▶ [Instructions to follow]: Return each line of the listing that contains the string "plate".

--- Begin ---

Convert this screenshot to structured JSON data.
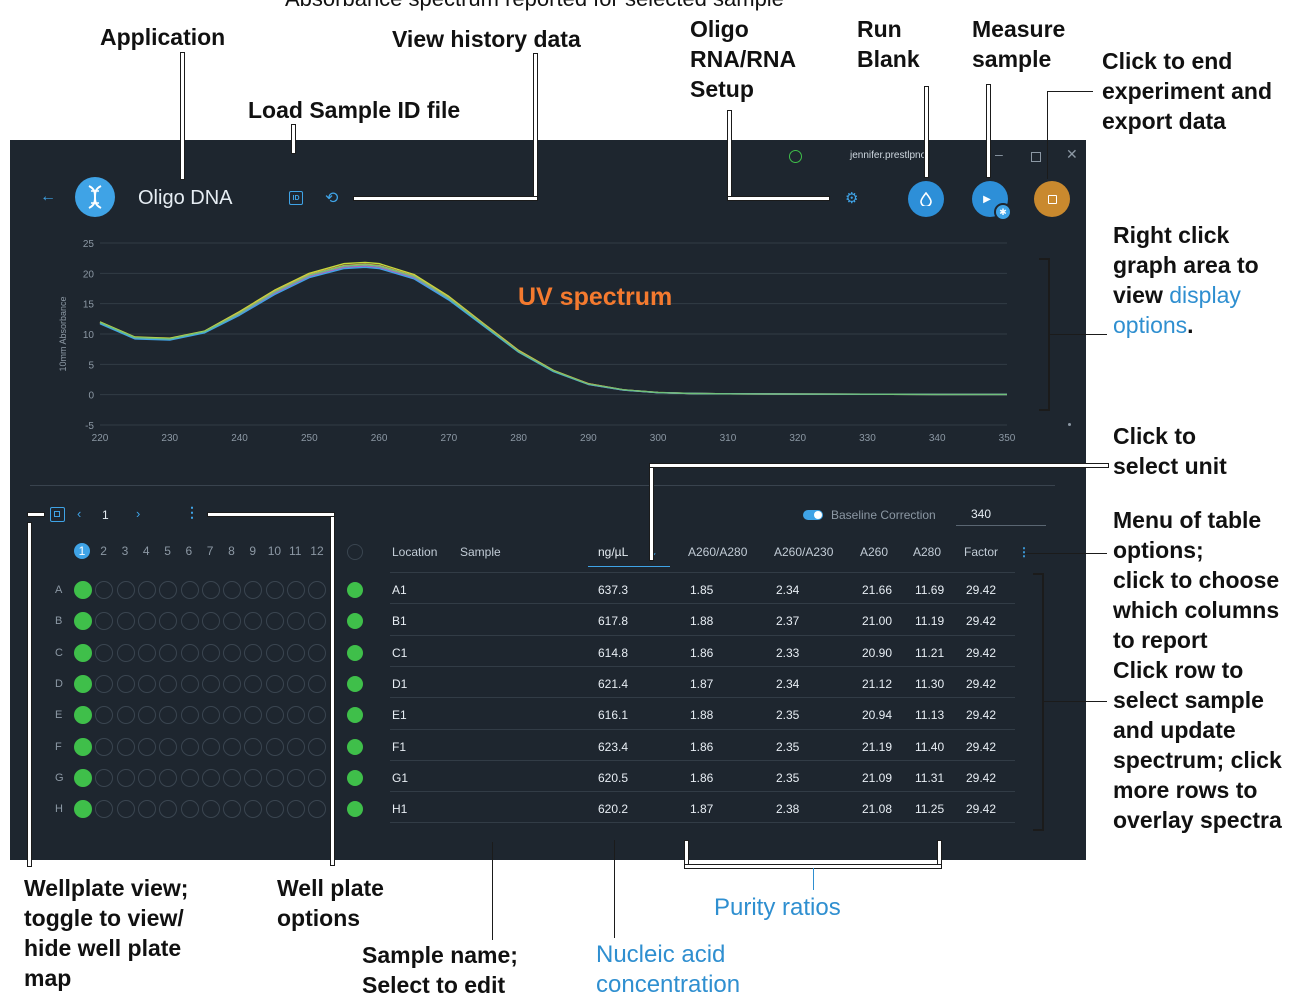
{
  "annotations": {
    "top_partial": "Absorbance spectrum reported for selected sample",
    "application": "Application",
    "view_history": "View history data",
    "load_sample_id": "Load Sample ID file",
    "oligo_setup": "Oligo\nRNA/RNA\nSetup",
    "run_blank": "Run\nBlank",
    "measure_sample": "Measure\nsample",
    "end_experiment": "Click to end\nexperiment and\nexport data",
    "right_click_prefix": "Right click\ngraph area to\nview ",
    "display_options": "display\noptions",
    "right_click_suffix": ".",
    "uv_spectrum": "UV spectrum",
    "select_unit": "Click to\nselect unit",
    "table_menu": "Menu of table\noptions;\nclick to choose\nwhich columns\nto report",
    "click_row": "Click row to\nselect sample\nand update\nspectrum; click\nmore rows to\noverlay spectra",
    "wellplate_view": "Wellplate view;\ntoggle to view/\nhide well plate\nmap",
    "wellplate_options": "Well plate\noptions",
    "sample_name": "Sample name;\nSelect to edit",
    "nucleic_acid": "Nucleic acid\nconcentration",
    "purity_ratios": "Purity ratios"
  },
  "app": {
    "title": "Oligo DNA",
    "user": "jennifer.prestlpno",
    "id_button_label": "ID",
    "baseline_label": "Baseline Correction",
    "baseline_value": "340",
    "page_number": "1",
    "colors": {
      "background": "#1e262f",
      "accent": "#3fa3e6",
      "stop": "#c9892e",
      "well_green": "#3fbf4a"
    }
  },
  "chart_data": {
    "type": "line",
    "ylabel": "10mm Absorbance",
    "xlim": [
      220,
      350
    ],
    "ylim": [
      -5,
      25
    ],
    "x_ticks": [
      220,
      230,
      240,
      250,
      260,
      270,
      280,
      290,
      300,
      310,
      320,
      330,
      340,
      350
    ],
    "y_ticks": [
      25,
      20,
      15,
      10,
      5,
      0,
      -5
    ],
    "grid": true,
    "x": [
      220,
      225,
      230,
      235,
      240,
      245,
      250,
      255,
      258,
      260,
      265,
      270,
      275,
      280,
      285,
      290,
      295,
      300,
      305,
      310,
      320,
      330,
      340,
      350
    ],
    "series": [
      {
        "color": "#c7d93c",
        "values": [
          12.0,
          9.5,
          9.3,
          10.5,
          13.7,
          17.2,
          20.0,
          21.6,
          21.8,
          21.6,
          19.8,
          16.2,
          11.7,
          7.3,
          4.0,
          1.8,
          0.8,
          0.35,
          0.2,
          0.15,
          0.1,
          0.08,
          0.05,
          0.05
        ]
      },
      {
        "color": "#e0a248",
        "values": [
          11.9,
          9.4,
          9.2,
          10.4,
          13.5,
          17.0,
          19.8,
          21.3,
          21.5,
          21.3,
          19.6,
          16.0,
          11.6,
          7.2,
          3.9,
          1.8,
          0.8,
          0.34,
          0.2,
          0.15,
          0.1,
          0.07,
          0.05,
          0.05
        ]
      },
      {
        "color": "#b45fc4",
        "values": [
          11.8,
          9.3,
          9.1,
          10.3,
          13.3,
          16.7,
          19.5,
          21.0,
          21.2,
          21.0,
          19.3,
          15.8,
          11.4,
          7.1,
          3.9,
          1.7,
          0.75,
          0.33,
          0.2,
          0.15,
          0.1,
          0.07,
          0.05,
          0.05
        ]
      },
      {
        "color": "#3fa3e6",
        "values": [
          11.7,
          9.2,
          9.0,
          10.2,
          13.1,
          16.5,
          19.3,
          20.8,
          21.0,
          20.8,
          19.1,
          15.6,
          11.3,
          7.0,
          3.8,
          1.7,
          0.75,
          0.33,
          0.2,
          0.15,
          0.1,
          0.07,
          0.05,
          0.05
        ]
      },
      {
        "color": "#6fc07a",
        "values": [
          11.9,
          9.4,
          9.2,
          10.4,
          13.4,
          16.9,
          19.7,
          21.2,
          21.4,
          21.2,
          19.5,
          15.9,
          11.5,
          7.1,
          3.9,
          1.75,
          0.8,
          0.34,
          0.2,
          0.15,
          0.1,
          0.07,
          0.05,
          0.05
        ]
      }
    ]
  },
  "plate": {
    "columns": [
      "1",
      "2",
      "3",
      "4",
      "5",
      "6",
      "7",
      "8",
      "9",
      "10",
      "11",
      "12"
    ],
    "rows": [
      "A",
      "B",
      "C",
      "D",
      "E",
      "F",
      "G",
      "H"
    ]
  },
  "table": {
    "headers": {
      "location": "Location",
      "sample": "Sample",
      "unit": "ng/µL",
      "a260_a280": "A260/A280",
      "a260_a230": "A260/A230",
      "a260": "A260",
      "a280": "A280",
      "factor": "Factor"
    },
    "rows": [
      {
        "location": "A1",
        "conc": "637.3",
        "r1": "1.85",
        "r2": "2.34",
        "a260": "21.66",
        "a280": "11.69",
        "factor": "29.42"
      },
      {
        "location": "B1",
        "conc": "617.8",
        "r1": "1.88",
        "r2": "2.37",
        "a260": "21.00",
        "a280": "11.19",
        "factor": "29.42"
      },
      {
        "location": "C1",
        "conc": "614.8",
        "r1": "1.86",
        "r2": "2.33",
        "a260": "20.90",
        "a280": "11.21",
        "factor": "29.42"
      },
      {
        "location": "D1",
        "conc": "621.4",
        "r1": "1.87",
        "r2": "2.34",
        "a260": "21.12",
        "a280": "11.30",
        "factor": "29.42"
      },
      {
        "location": "E1",
        "conc": "616.1",
        "r1": "1.88",
        "r2": "2.35",
        "a260": "20.94",
        "a280": "11.13",
        "factor": "29.42"
      },
      {
        "location": "F1",
        "conc": "623.4",
        "r1": "1.86",
        "r2": "2.35",
        "a260": "21.19",
        "a280": "11.40",
        "factor": "29.42"
      },
      {
        "location": "G1",
        "conc": "620.5",
        "r1": "1.86",
        "r2": "2.35",
        "a260": "21.09",
        "a280": "11.31",
        "factor": "29.42"
      },
      {
        "location": "H1",
        "conc": "620.2",
        "r1": "1.87",
        "r2": "2.38",
        "a260": "21.08",
        "a280": "11.25",
        "factor": "29.42"
      }
    ]
  }
}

--- End ---

▶ [Task solution]:
    "wellplate_view": "Wellplate view;\ntoggle to view/\nhide well plate\nmap",
    "wellplate_options": "Well plate\noptions",
  "plate": {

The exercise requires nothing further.